#### EXERCISE
Retype the data that follows line by line, exactly, and leave its pictures out.

#### Data entries
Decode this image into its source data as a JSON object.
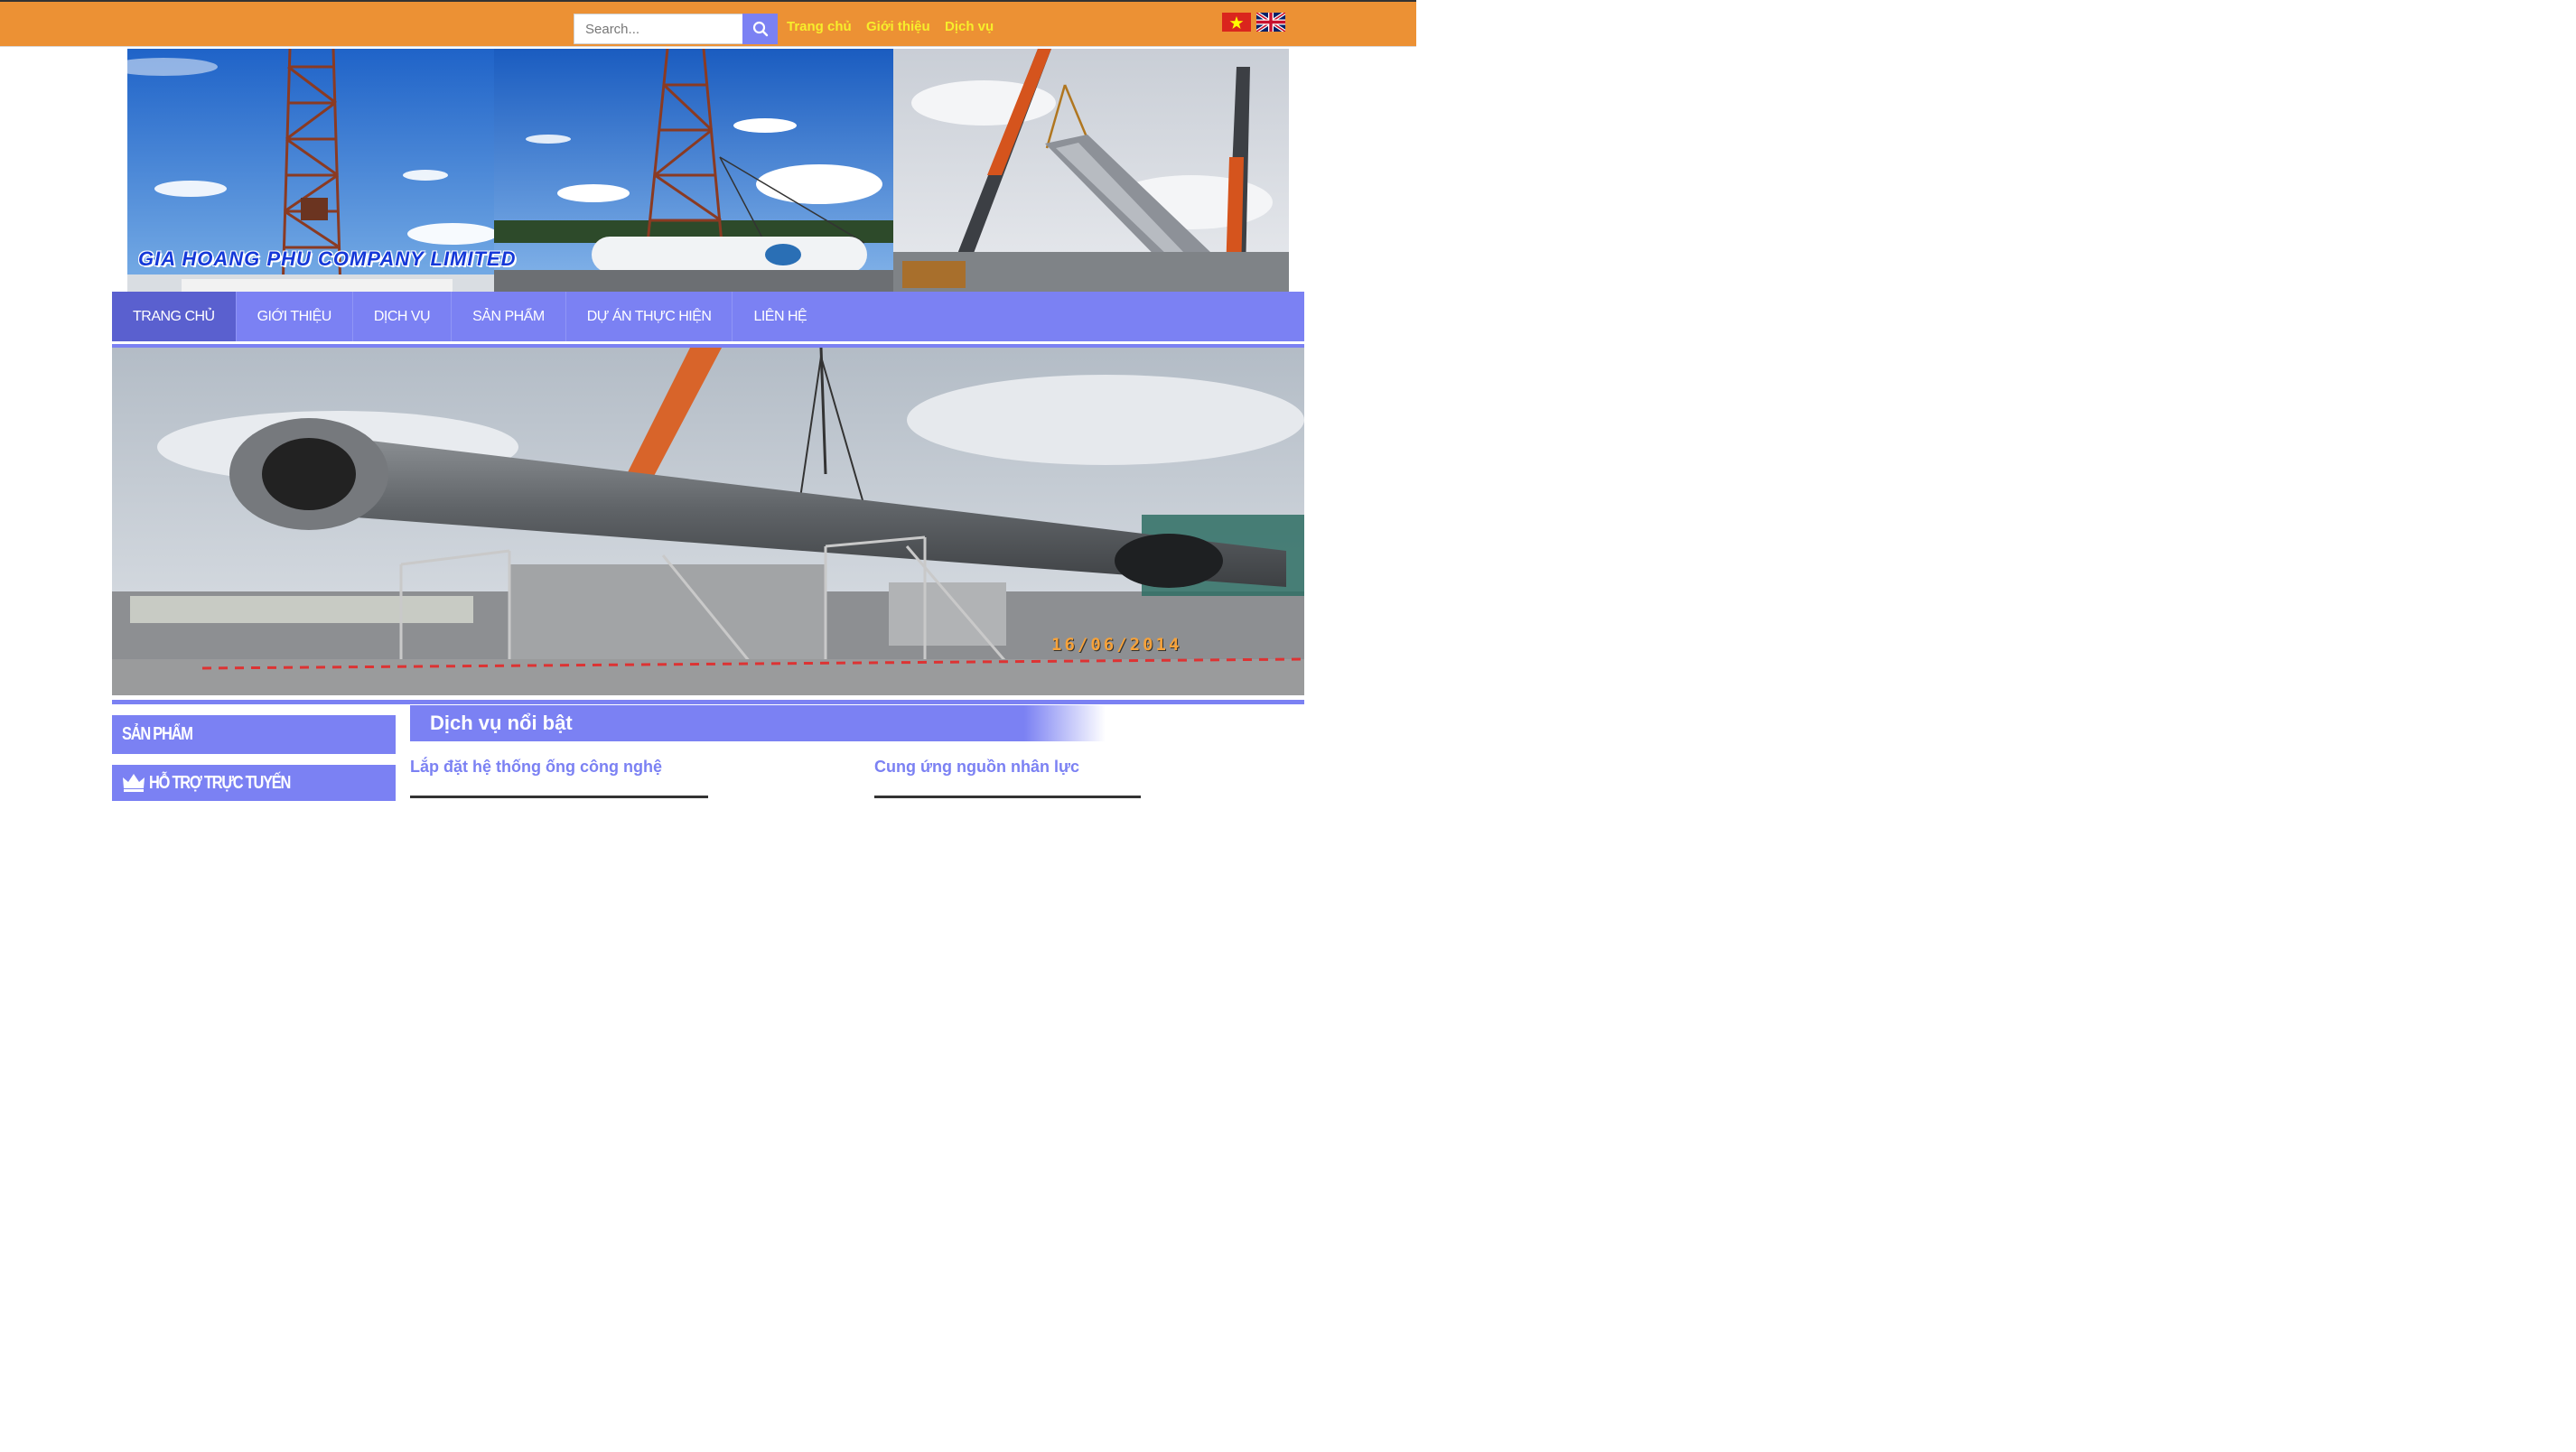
{
  "topbar": {
    "search": {
      "placeholder": "Search..."
    },
    "links": [
      "Trang chủ",
      "Giới thiệu",
      "Dịch vụ"
    ],
    "languages": [
      "Vietnamese",
      "English"
    ],
    "background_color": "#ec9134",
    "link_color": "#f7ee2b"
  },
  "banner": {
    "company_name": "GIA HOANG PHU COMPANY LIMITED",
    "company_name_color": "#1438d8"
  },
  "nav": {
    "items": [
      "TRANG CHỦ",
      "GIỚI THIỆU",
      "DỊCH VỤ",
      "SẢN PHẨM",
      "DỰ ÁN THỰC HIỆN",
      "LIÊN HỆ"
    ],
    "active_index": 0,
    "accent_color": "#7b81f3"
  },
  "hero": {
    "date_stamp": "16/06/2014"
  },
  "sidebar": {
    "products_title": "SẢN PHẨM",
    "support_title": "HỖ TRỢ TRỰC TUYẾN",
    "support_icon": "crown-icon"
  },
  "featured": {
    "title": "Dịch vụ nổi bật",
    "services": [
      "Lắp đặt hệ thống ống công nghệ",
      "Cung ứng nguồn nhân lực"
    ]
  }
}
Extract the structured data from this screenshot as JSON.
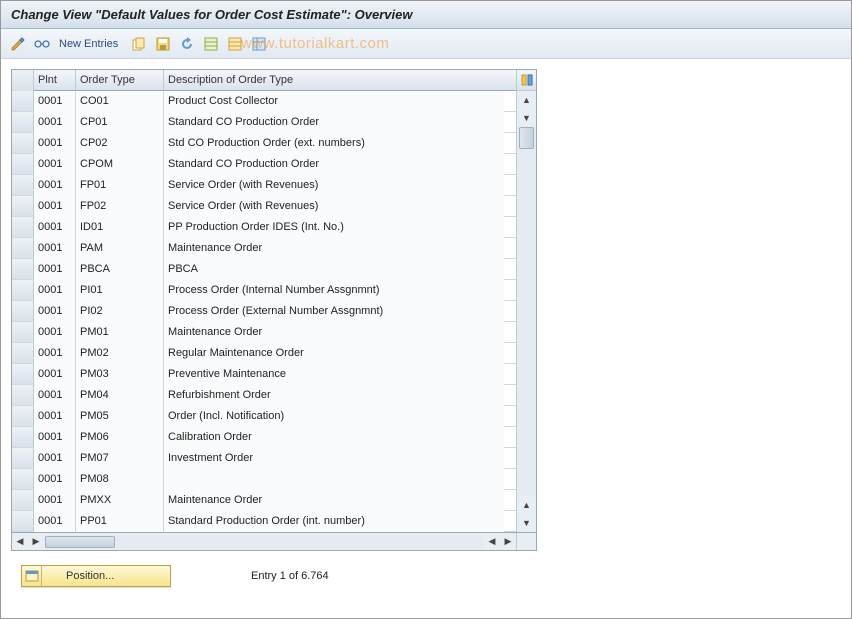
{
  "title": "Change View \"Default Values for Order Cost Estimate\": Overview",
  "toolbar": {
    "new_entries_label": "New Entries"
  },
  "watermark": "www.tutorialkart.com",
  "table": {
    "headers": {
      "plnt": "Plnt",
      "order_type": "Order Type",
      "description": "Description of Order Type"
    },
    "rows": [
      {
        "plnt": "0001",
        "otype": "CO01",
        "desc": "Product Cost Collector"
      },
      {
        "plnt": "0001",
        "otype": "CP01",
        "desc": "Standard CO Production Order"
      },
      {
        "plnt": "0001",
        "otype": "CP02",
        "desc": "Std CO Production Order (ext. numbers)"
      },
      {
        "plnt": "0001",
        "otype": "CPOM",
        "desc": "Standard CO Production Order"
      },
      {
        "plnt": "0001",
        "otype": "FP01",
        "desc": "Service Order (with Revenues)"
      },
      {
        "plnt": "0001",
        "otype": "FP02",
        "desc": "Service Order (with Revenues)"
      },
      {
        "plnt": "0001",
        "otype": "ID01",
        "desc": "PP Production Order IDES      (Int. No.)"
      },
      {
        "plnt": "0001",
        "otype": "PAM",
        "desc": "Maintenance Order"
      },
      {
        "plnt": "0001",
        "otype": "PBCA",
        "desc": "PBCA"
      },
      {
        "plnt": "0001",
        "otype": "PI01",
        "desc": "Process Order (Internal Number Assgnmnt)"
      },
      {
        "plnt": "0001",
        "otype": "PI02",
        "desc": "Process Order (External Number Assgnmnt)"
      },
      {
        "plnt": "0001",
        "otype": "PM01",
        "desc": "Maintenance Order"
      },
      {
        "plnt": "0001",
        "otype": "PM02",
        "desc": "Regular Maintenance Order"
      },
      {
        "plnt": "0001",
        "otype": "PM03",
        "desc": "Preventive Maintenance"
      },
      {
        "plnt": "0001",
        "otype": "PM04",
        "desc": "Refurbishment Order"
      },
      {
        "plnt": "0001",
        "otype": "PM05",
        "desc": "Order (Incl. Notification)"
      },
      {
        "plnt": "0001",
        "otype": "PM06",
        "desc": "Calibration Order"
      },
      {
        "plnt": "0001",
        "otype": "PM07",
        "desc": "Investment Order"
      },
      {
        "plnt": "0001",
        "otype": "PM08",
        "desc": ""
      },
      {
        "plnt": "0001",
        "otype": "PMXX",
        "desc": "Maintenance Order"
      },
      {
        "plnt": "0001",
        "otype": "PP01",
        "desc": "Standard Production Order (int. number)"
      }
    ]
  },
  "footer": {
    "position_label": "Position...",
    "entry_text": "Entry 1 of 6.764"
  }
}
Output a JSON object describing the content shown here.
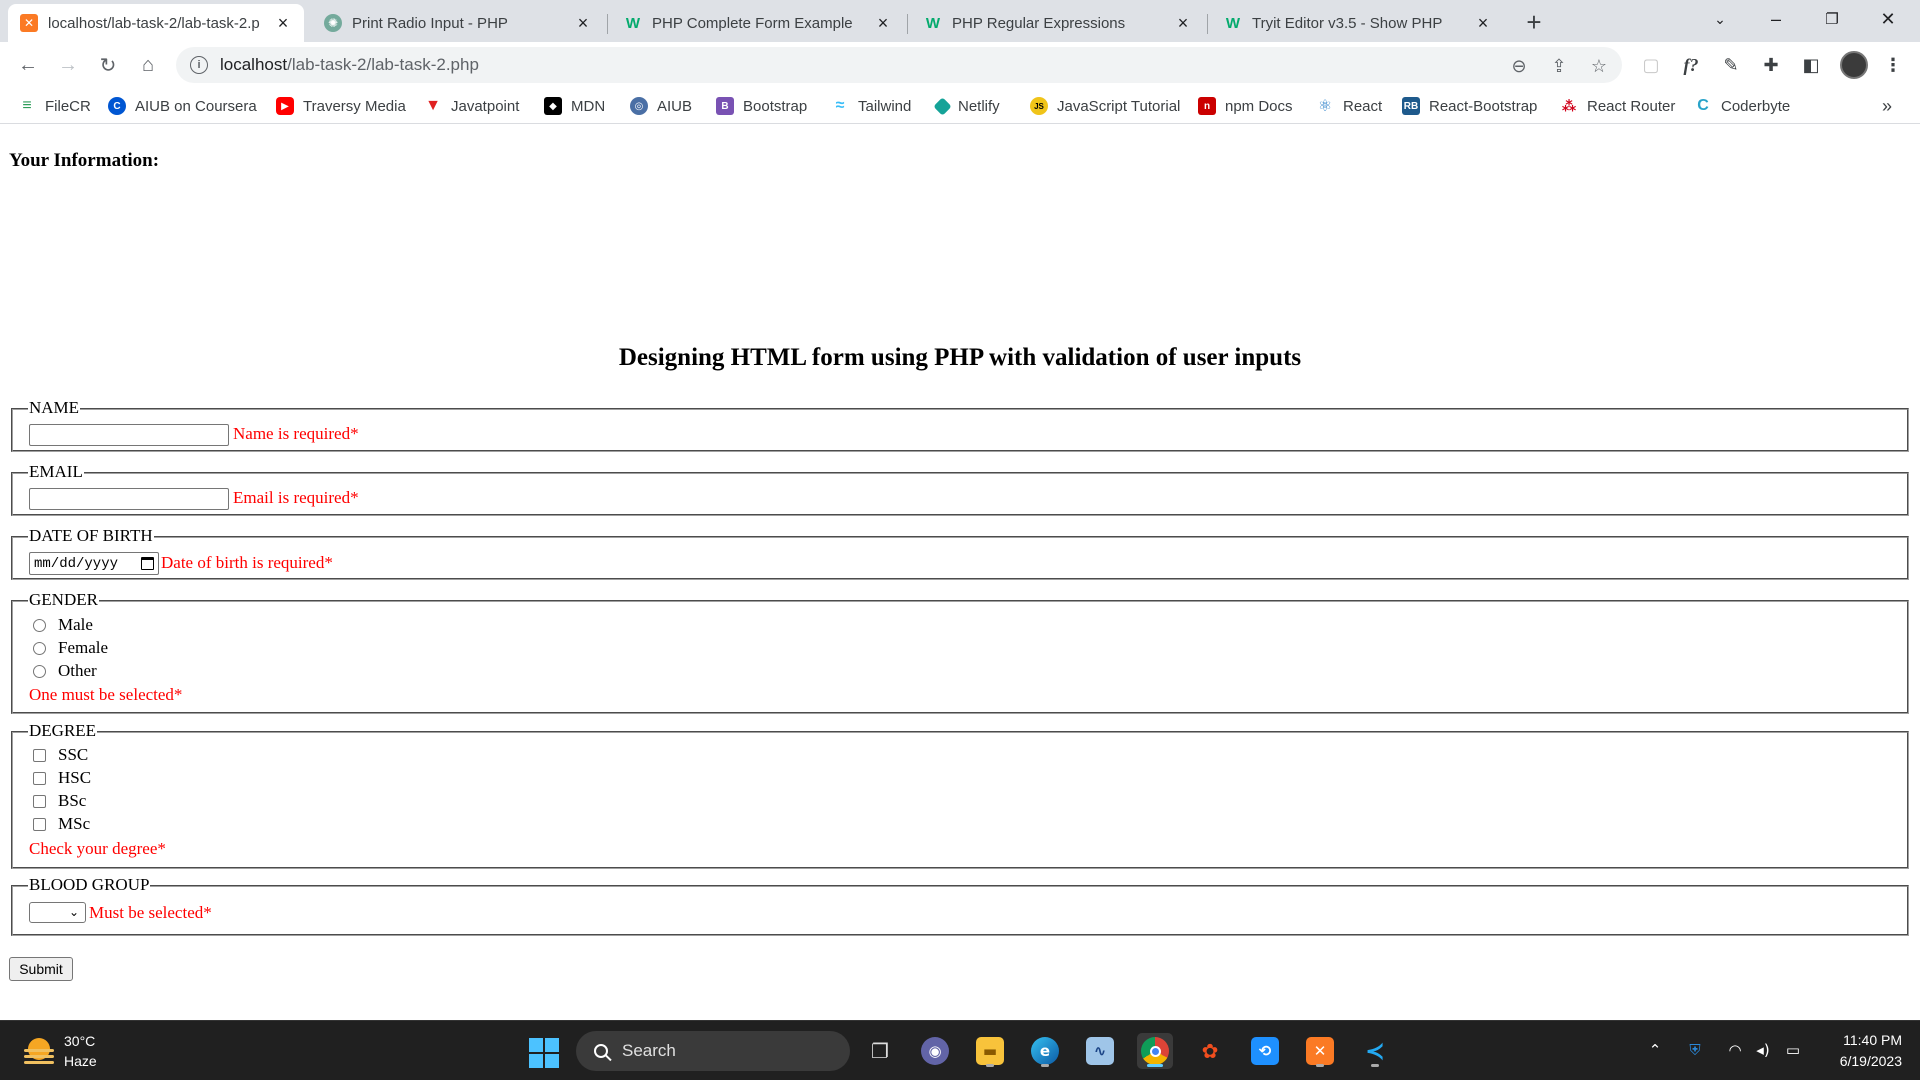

#### SOLUTION
Decode this image into its source data as a JSON object.
{
  "topbar": {
    "search": {
      "placeholder": "Search..."
    },
    "links": [
      "Trang chủ",
      "Giới thiệu",
      "Dịch vụ"
    ],
    "languages": [
      "Vietnamese",
      "English"
    ],
    "background_color": "#ec9134",
    "link_color": "#f7ee2b"
  },
  "banner": {
    "company_name": "GIA HOANG PHU COMPANY LIMITED",
    "company_name_color": "#1438d8"
  },
  "nav": {
    "items": [
      "TRANG CHỦ",
      "GIỚI THIỆU",
      "DỊCH VỤ",
      "SẢN PHẨM",
      "DỰ ÁN THỰC HIỆN",
      "LIÊN HỆ"
    ],
    "active_index": 0,
    "accent_color": "#7b81f3"
  },
  "hero": {
    "date_stamp": "16/06/2014"
  },
  "sidebar": {
    "products_title": "SẢN PHẨM",
    "support_title": "HỖ TRỢ TRỰC TUYẾN",
    "support_icon": "crown-icon"
  },
  "featured": {
    "title": "Dịch vụ nổi bật",
    "services": [
      "Lắp đặt hệ thống ống công nghệ",
      "Cung ứng nguồn nhân lực"
    ]
  }
}
Extract the structured data from this screenshot as JSON.
{
  "title": "Change View \"Default Values for Order Cost Estimate\": Overview",
  "toolbar": {
    "new_entries_label": "New Entries"
  },
  "watermark": "www.tutorialkart.com",
  "table": {
    "headers": {
      "plnt": "Plnt",
      "order_type": "Order Type",
      "description": "Description of Order Type"
    },
    "rows": [
      {
        "plnt": "0001",
        "otype": "CO01",
        "desc": "Product Cost Collector"
      },
      {
        "plnt": "0001",
        "otype": "CP01",
        "desc": "Standard CO Production Order"
      },
      {
        "plnt": "0001",
        "otype": "CP02",
        "desc": "Std CO Production Order (ext. numbers)"
      },
      {
        "plnt": "0001",
        "otype": "CPOM",
        "desc": "Standard CO Production Order"
      },
      {
        "plnt": "0001",
        "otype": "FP01",
        "desc": "Service Order (with Revenues)"
      },
      {
        "plnt": "0001",
        "otype": "FP02",
        "desc": "Service Order (with Revenues)"
      },
      {
        "plnt": "0001",
        "otype": "ID01",
        "desc": "PP Production Order IDES      (Int. No.)"
      },
      {
        "plnt": "0001",
        "otype": "PAM",
        "desc": "Maintenance Order"
      },
      {
        "plnt": "0001",
        "otype": "PBCA",
        "desc": "PBCA"
      },
      {
        "plnt": "0001",
        "otype": "PI01",
        "desc": "Process Order (Internal Number Assgnmnt)"
      },
      {
        "plnt": "0001",
        "otype": "PI02",
        "desc": "Process Order (External Number Assgnmnt)"
      },
      {
        "plnt": "0001",
        "otype": "PM01",
        "desc": "Maintenance Order"
      },
      {
        "plnt": "0001",
        "otype": "PM02",
        "desc": "Regular Maintenance Order"
      },
      {
        "plnt": "0001",
        "otype": "PM03",
        "desc": "Preventive Maintenance"
      },
      {
        "plnt": "0001",
        "otype": "PM04",
        "desc": "Refurbishment Order"
      },
      {
        "plnt": "0001",
        "otype": "PM05",
        "desc": "Order (Incl. Notification)"
      },
      {
        "plnt": "0001",
        "otype": "PM06",
        "desc": "Calibration Order"
      },
      {
        "plnt": "0001",
        "otype": "PM07",
        "desc": "Investment Order"
      },
      {
        "plnt": "0001",
        "otype": "PM08",
        "desc": ""
      },
      {
        "plnt": "0001",
        "otype": "PMXX",
        "desc": "Maintenance Order"
      },
      {
        "plnt": "0001",
        "otype": "PP01",
        "desc": "Standard Production Order (int. number)"
      }
    ]
  },
  "footer": {
    "position_label": "Position...",
    "entry_text": "Entry 1 of 6.764"
  }
}
Output a JSON object describing the content shown here.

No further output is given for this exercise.